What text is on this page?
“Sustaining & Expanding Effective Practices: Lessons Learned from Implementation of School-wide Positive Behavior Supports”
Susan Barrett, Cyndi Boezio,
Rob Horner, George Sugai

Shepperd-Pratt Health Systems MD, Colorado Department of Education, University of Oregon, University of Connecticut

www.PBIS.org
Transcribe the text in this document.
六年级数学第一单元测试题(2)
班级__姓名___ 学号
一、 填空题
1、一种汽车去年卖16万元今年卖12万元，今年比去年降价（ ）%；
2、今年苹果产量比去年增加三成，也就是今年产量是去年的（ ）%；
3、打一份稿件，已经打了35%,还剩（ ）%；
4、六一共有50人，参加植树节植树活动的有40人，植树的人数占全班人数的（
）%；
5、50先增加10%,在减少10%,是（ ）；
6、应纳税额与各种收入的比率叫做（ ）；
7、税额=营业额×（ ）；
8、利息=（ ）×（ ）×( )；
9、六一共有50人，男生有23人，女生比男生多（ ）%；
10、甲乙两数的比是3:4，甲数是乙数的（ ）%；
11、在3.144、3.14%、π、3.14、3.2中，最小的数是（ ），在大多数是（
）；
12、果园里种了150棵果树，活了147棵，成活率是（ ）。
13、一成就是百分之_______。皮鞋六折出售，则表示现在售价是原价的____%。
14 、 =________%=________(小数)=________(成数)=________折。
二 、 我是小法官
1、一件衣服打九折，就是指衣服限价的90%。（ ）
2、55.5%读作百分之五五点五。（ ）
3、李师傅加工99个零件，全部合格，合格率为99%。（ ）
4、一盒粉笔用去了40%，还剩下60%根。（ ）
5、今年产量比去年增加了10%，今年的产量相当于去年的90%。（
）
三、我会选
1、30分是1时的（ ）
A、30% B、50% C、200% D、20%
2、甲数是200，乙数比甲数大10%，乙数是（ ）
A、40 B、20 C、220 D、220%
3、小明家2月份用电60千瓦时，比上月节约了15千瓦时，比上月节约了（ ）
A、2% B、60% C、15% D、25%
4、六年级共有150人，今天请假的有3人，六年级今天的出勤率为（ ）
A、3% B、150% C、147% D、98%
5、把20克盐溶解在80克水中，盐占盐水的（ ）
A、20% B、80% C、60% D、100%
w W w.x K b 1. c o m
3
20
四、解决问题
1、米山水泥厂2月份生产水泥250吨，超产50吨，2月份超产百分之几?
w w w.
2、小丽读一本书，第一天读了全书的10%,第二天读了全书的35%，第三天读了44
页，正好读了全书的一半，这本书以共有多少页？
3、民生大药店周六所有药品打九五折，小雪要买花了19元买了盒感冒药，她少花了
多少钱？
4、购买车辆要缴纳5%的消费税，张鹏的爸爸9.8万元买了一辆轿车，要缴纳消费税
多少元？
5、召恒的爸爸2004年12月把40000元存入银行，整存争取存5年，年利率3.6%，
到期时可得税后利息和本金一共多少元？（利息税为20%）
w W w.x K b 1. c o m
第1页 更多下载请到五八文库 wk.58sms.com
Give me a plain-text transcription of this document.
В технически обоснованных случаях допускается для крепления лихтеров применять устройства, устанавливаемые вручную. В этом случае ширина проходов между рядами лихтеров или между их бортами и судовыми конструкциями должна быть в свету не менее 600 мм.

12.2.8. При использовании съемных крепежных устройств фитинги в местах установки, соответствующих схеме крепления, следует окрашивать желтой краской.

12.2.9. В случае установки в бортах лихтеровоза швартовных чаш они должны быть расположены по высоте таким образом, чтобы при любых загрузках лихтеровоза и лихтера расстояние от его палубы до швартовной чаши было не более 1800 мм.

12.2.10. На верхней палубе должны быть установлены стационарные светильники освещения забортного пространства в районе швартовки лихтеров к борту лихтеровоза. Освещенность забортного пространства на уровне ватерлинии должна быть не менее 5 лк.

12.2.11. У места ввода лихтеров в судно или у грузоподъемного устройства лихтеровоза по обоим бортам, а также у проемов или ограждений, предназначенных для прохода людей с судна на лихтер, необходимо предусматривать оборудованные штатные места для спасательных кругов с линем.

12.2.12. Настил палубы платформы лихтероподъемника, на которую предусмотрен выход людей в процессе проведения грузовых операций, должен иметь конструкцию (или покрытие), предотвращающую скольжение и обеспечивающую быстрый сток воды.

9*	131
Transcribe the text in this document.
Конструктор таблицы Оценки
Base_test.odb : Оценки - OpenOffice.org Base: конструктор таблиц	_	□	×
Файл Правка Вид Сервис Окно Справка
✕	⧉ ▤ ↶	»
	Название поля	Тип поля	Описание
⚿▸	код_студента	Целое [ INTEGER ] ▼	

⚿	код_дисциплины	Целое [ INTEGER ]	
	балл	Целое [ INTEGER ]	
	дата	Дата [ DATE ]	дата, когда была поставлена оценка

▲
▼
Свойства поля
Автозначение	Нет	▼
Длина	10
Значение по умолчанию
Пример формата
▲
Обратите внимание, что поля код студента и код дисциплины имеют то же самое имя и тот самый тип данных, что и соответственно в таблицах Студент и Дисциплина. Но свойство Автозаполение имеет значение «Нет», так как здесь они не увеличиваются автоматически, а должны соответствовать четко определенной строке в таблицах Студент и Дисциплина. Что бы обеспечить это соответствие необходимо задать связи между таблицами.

→ **What is being asked**
State only the count of lines above that hold the string "Оценки".

→ **Output**
2